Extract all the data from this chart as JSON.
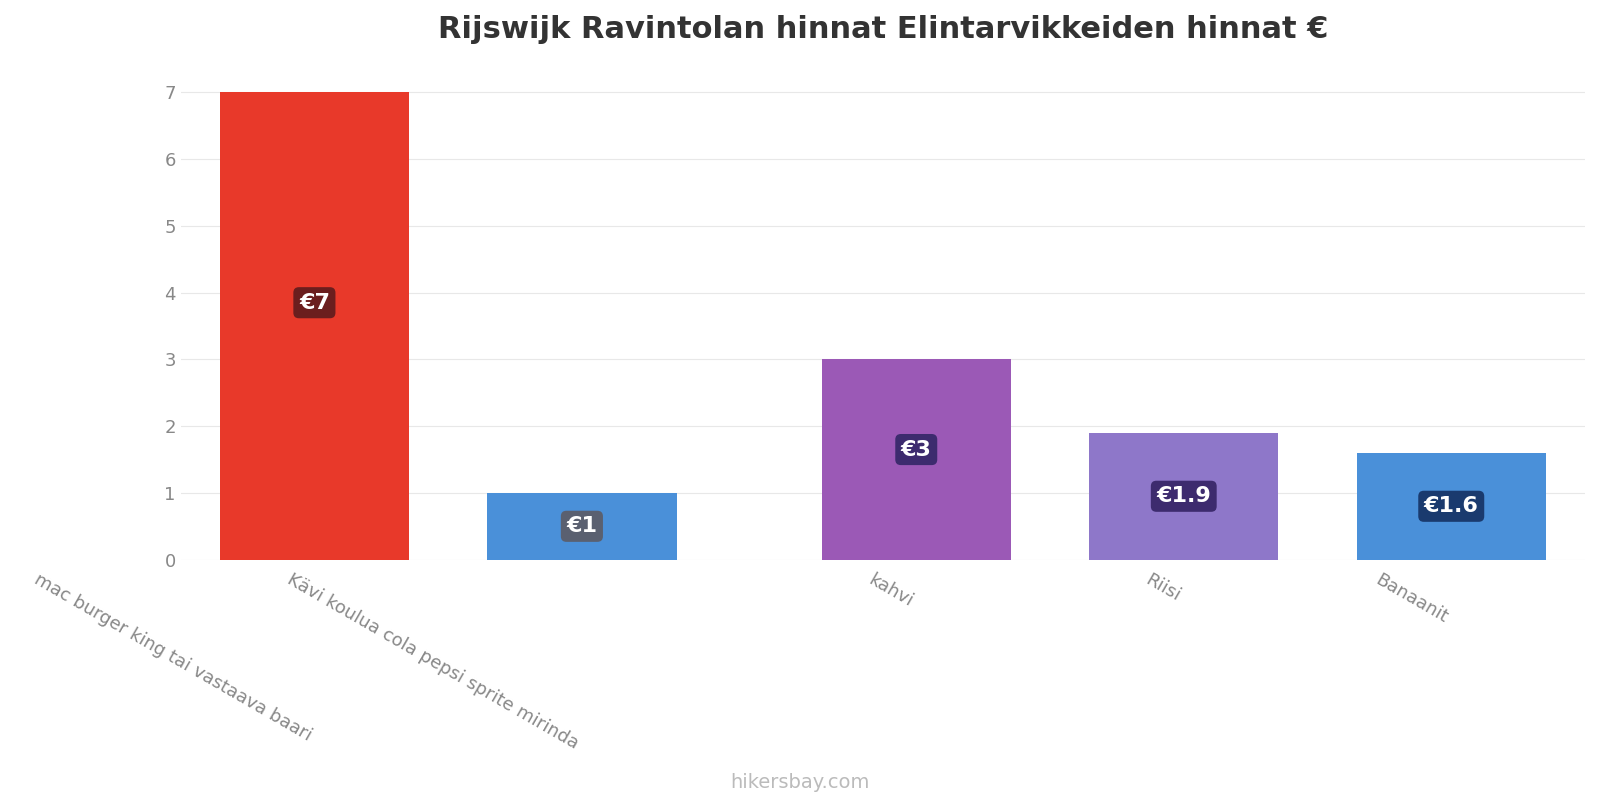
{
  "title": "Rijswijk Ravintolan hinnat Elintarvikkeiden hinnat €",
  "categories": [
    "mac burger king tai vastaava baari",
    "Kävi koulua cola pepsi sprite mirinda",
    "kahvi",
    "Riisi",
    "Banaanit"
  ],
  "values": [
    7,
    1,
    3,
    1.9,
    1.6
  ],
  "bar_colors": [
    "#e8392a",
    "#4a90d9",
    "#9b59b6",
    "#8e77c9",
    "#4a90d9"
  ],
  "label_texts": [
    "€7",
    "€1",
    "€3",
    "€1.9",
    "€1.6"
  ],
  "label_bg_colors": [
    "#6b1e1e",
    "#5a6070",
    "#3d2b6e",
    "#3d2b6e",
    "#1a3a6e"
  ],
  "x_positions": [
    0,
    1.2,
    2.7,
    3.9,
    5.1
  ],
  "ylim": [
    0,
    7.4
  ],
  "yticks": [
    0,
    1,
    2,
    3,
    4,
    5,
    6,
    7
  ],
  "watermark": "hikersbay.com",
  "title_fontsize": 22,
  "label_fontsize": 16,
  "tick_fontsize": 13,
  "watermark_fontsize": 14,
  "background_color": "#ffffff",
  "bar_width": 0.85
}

--------------------

### Exercise aim
Quote all the records verbatim, dropping any pictures from your copy.

### Correct result
Extract all the data from this chart as JSON.
{
  "title": "Rijswijk Ravintolan hinnat Elintarvikkeiden hinnat €",
  "categories": [
    "mac burger king tai vastaava baari",
    "Kävi koulua cola pepsi sprite mirinda",
    "kahvi",
    "Riisi",
    "Banaanit"
  ],
  "values": [
    7,
    1,
    3,
    1.9,
    1.6
  ],
  "bar_colors": [
    "#e8392a",
    "#4a90d9",
    "#9b59b6",
    "#8e77c9",
    "#4a90d9"
  ],
  "label_texts": [
    "€7",
    "€1",
    "€3",
    "€1.9",
    "€1.6"
  ],
  "label_bg_colors": [
    "#6b1e1e",
    "#5a6070",
    "#3d2b6e",
    "#3d2b6e",
    "#1a3a6e"
  ],
  "x_positions": [
    0,
    1.2,
    2.7,
    3.9,
    5.1
  ],
  "ylim": [
    0,
    7.4
  ],
  "yticks": [
    0,
    1,
    2,
    3,
    4,
    5,
    6,
    7
  ],
  "watermark": "hikersbay.com",
  "title_fontsize": 22,
  "label_fontsize": 16,
  "tick_fontsize": 13,
  "watermark_fontsize": 14,
  "background_color": "#ffffff",
  "bar_width": 0.85
}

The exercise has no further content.